### [What the task requires]
Going through the material below, please gather all lines with the word "marks" in them.
------ Data to use
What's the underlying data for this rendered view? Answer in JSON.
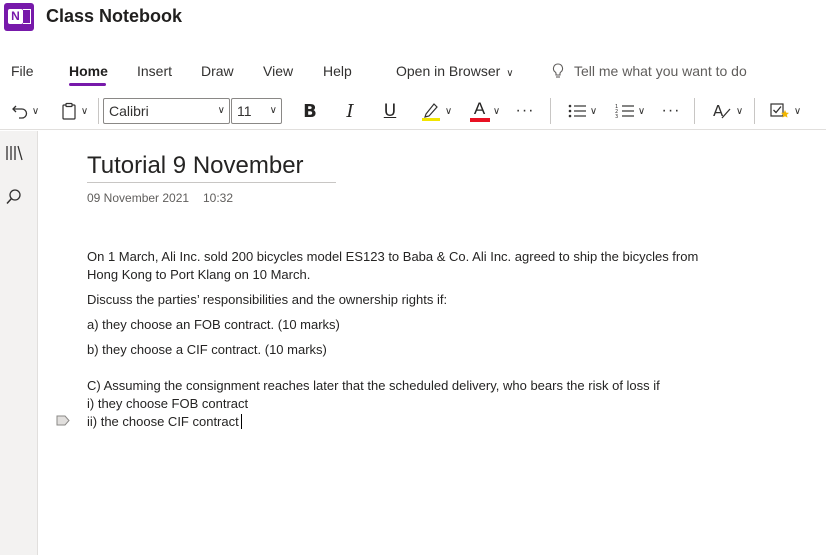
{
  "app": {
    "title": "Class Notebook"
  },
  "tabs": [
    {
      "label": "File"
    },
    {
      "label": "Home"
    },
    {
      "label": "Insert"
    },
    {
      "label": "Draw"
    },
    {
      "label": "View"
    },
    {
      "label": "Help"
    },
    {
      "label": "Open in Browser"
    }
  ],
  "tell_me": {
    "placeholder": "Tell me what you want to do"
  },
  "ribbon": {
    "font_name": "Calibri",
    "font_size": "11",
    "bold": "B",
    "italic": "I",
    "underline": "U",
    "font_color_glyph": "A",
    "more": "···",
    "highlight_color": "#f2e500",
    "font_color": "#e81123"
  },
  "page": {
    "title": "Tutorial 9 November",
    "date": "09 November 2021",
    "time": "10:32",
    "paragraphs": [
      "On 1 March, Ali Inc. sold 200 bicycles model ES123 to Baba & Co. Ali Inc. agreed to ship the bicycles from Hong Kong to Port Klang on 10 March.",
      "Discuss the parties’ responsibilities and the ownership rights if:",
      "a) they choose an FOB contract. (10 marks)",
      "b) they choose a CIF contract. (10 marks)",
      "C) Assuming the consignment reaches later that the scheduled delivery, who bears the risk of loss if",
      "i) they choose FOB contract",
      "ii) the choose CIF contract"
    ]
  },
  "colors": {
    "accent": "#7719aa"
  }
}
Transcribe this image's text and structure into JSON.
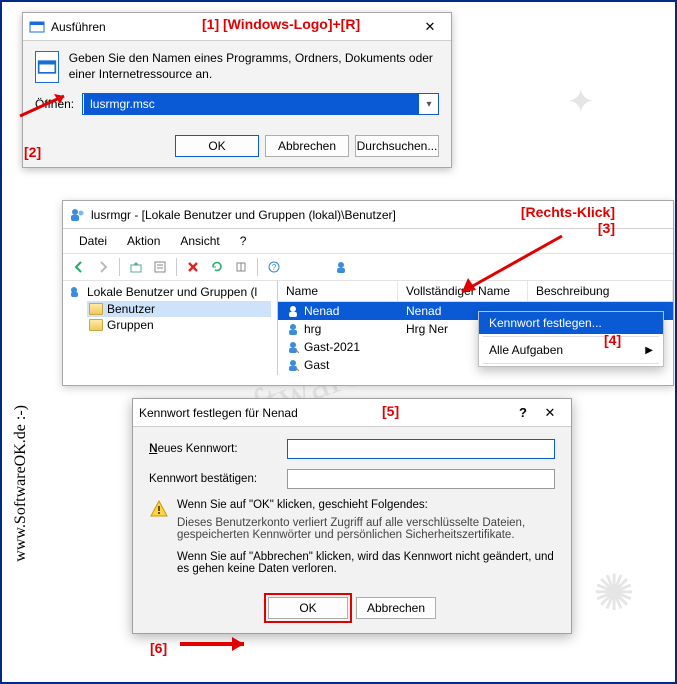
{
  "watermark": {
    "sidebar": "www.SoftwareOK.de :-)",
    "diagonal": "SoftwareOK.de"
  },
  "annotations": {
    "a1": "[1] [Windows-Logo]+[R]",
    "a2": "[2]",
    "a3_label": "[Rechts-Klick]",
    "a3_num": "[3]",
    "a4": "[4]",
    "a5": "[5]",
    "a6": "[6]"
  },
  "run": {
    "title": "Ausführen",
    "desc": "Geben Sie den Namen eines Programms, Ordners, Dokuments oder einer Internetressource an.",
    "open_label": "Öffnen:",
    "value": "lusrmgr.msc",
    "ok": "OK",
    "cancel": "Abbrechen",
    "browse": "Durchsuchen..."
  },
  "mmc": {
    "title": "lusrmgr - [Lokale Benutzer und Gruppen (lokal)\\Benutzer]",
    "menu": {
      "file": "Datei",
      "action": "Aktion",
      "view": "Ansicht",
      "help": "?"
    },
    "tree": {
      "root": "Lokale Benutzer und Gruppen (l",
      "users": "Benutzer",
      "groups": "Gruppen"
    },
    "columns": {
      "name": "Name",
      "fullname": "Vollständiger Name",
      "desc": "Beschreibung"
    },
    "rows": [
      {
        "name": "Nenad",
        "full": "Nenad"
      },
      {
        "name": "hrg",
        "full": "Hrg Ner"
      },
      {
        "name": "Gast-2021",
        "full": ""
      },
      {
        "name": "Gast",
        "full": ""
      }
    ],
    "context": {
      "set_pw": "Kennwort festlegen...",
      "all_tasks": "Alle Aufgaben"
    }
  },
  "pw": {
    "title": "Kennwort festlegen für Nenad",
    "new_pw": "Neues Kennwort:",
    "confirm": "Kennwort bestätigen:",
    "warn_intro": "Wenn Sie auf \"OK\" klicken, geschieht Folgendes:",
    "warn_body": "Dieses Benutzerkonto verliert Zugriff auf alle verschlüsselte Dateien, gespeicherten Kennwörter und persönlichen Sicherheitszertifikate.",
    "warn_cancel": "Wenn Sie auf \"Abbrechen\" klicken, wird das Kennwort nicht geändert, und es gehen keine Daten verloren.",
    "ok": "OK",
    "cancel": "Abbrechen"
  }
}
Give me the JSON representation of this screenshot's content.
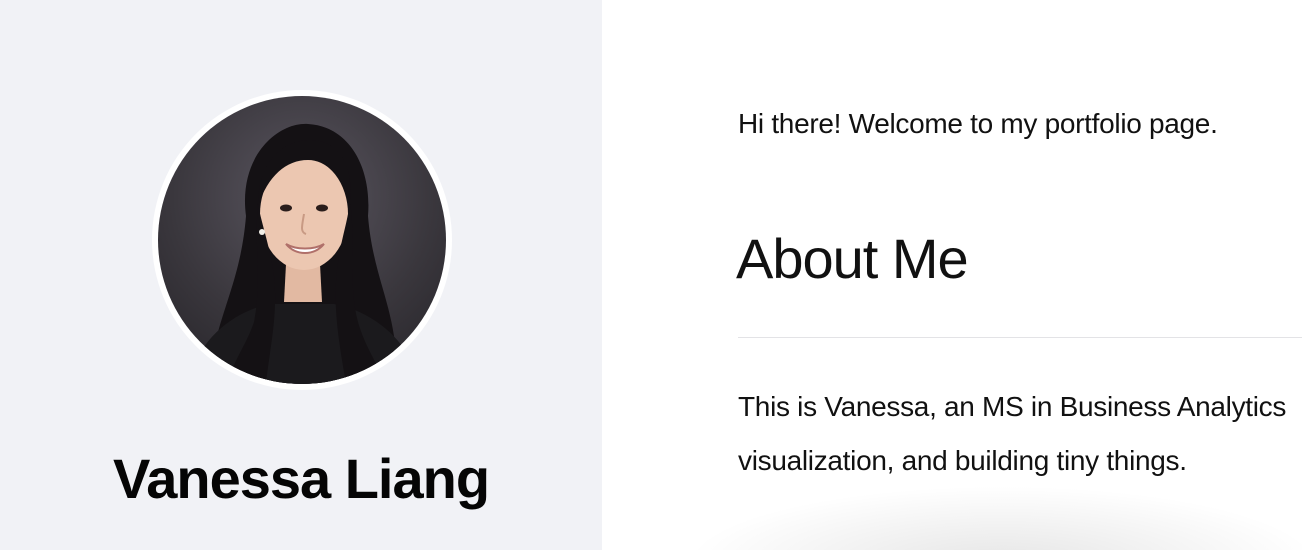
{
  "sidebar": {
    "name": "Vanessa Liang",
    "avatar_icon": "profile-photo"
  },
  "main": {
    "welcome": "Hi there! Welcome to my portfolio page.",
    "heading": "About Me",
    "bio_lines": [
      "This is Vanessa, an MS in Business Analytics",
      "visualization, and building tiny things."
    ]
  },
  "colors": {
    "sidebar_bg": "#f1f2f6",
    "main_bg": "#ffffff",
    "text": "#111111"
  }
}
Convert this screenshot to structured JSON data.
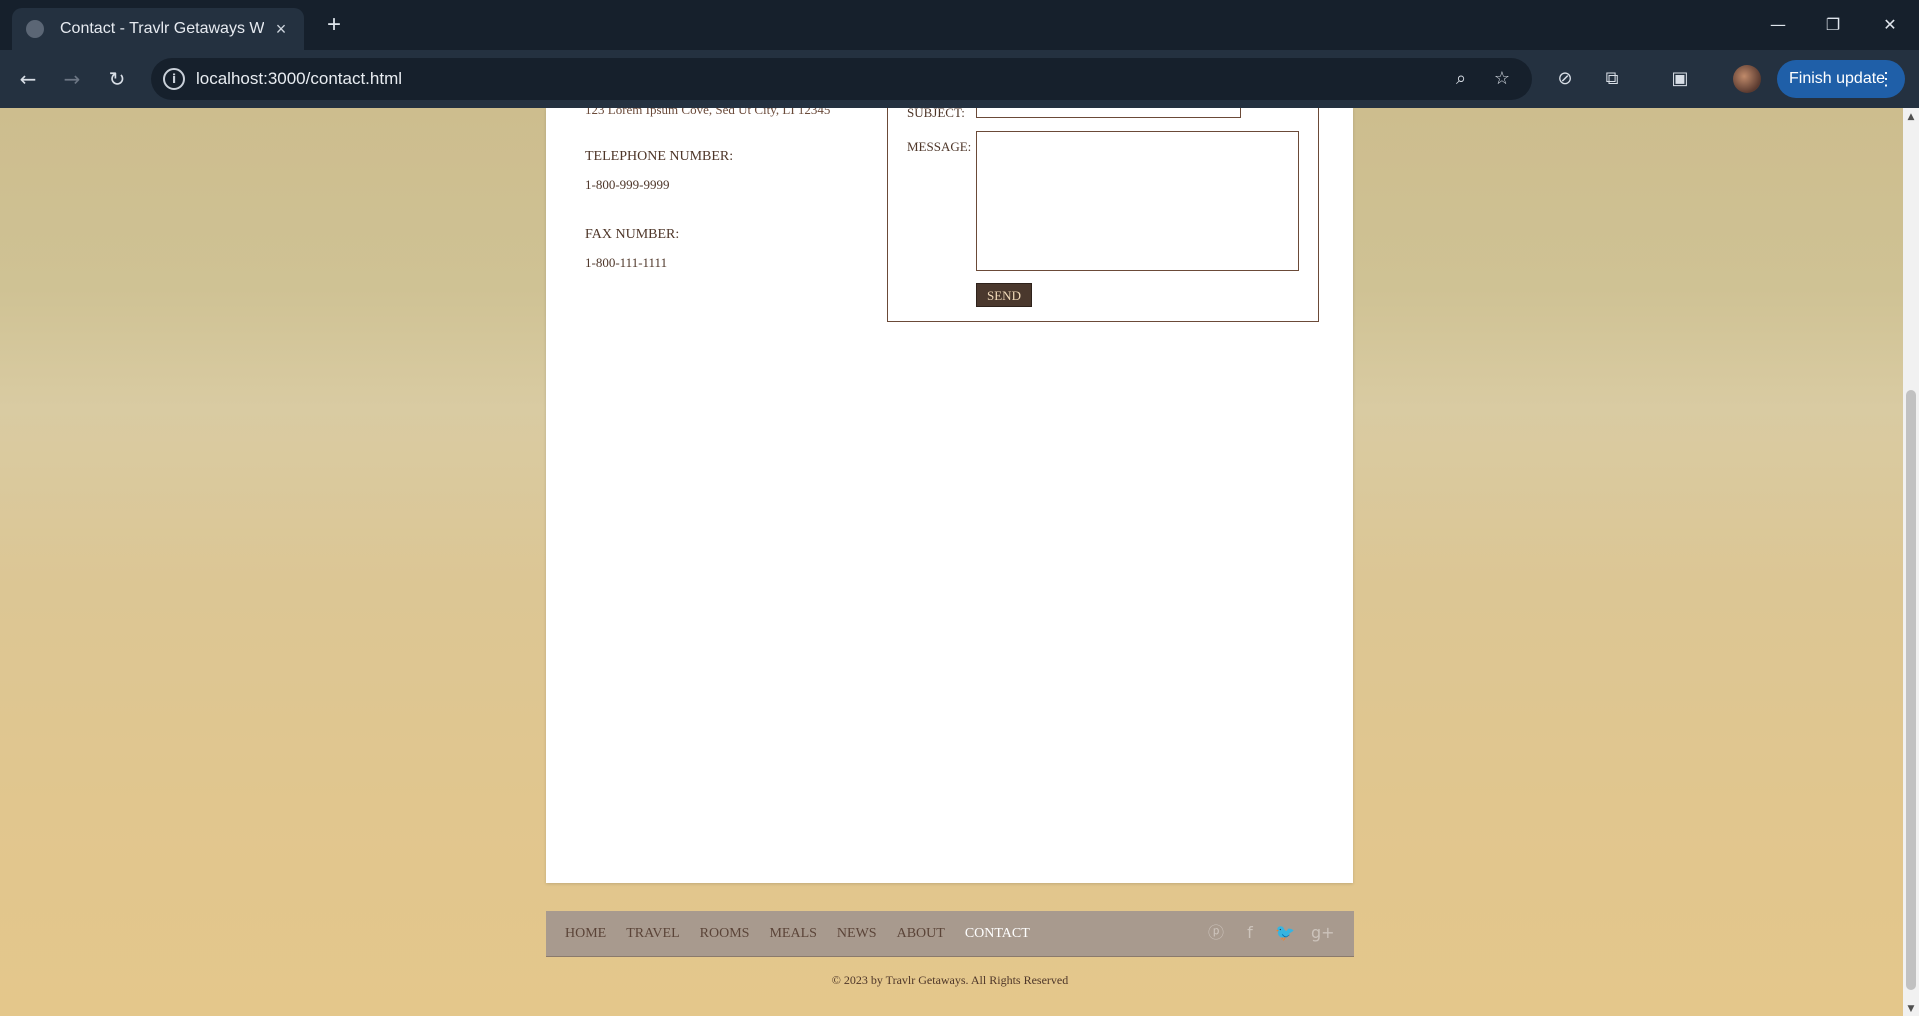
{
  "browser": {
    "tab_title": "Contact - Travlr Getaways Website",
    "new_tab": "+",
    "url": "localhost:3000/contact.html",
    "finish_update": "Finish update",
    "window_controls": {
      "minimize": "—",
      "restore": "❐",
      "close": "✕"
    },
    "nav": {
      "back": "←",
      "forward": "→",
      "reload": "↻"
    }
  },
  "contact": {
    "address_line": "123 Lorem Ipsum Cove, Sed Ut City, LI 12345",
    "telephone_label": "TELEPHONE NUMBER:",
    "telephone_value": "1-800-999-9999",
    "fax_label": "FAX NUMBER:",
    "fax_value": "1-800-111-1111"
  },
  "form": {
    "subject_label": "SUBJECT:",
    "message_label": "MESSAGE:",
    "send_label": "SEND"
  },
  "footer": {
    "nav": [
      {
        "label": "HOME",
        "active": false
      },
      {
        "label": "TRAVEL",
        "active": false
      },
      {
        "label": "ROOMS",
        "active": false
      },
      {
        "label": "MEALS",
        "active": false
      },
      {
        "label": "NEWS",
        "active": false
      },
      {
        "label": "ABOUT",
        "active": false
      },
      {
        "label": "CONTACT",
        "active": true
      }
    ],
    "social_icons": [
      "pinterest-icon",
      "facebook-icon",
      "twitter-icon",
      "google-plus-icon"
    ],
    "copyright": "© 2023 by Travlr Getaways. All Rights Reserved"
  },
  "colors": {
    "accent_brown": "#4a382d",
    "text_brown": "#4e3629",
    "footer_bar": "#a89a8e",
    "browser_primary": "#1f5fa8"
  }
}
------------
### [Solution for this task]
      "a) they choose an FOB contract. (10 marks)",
      "b) they choose a CIF contract. (10 marks)",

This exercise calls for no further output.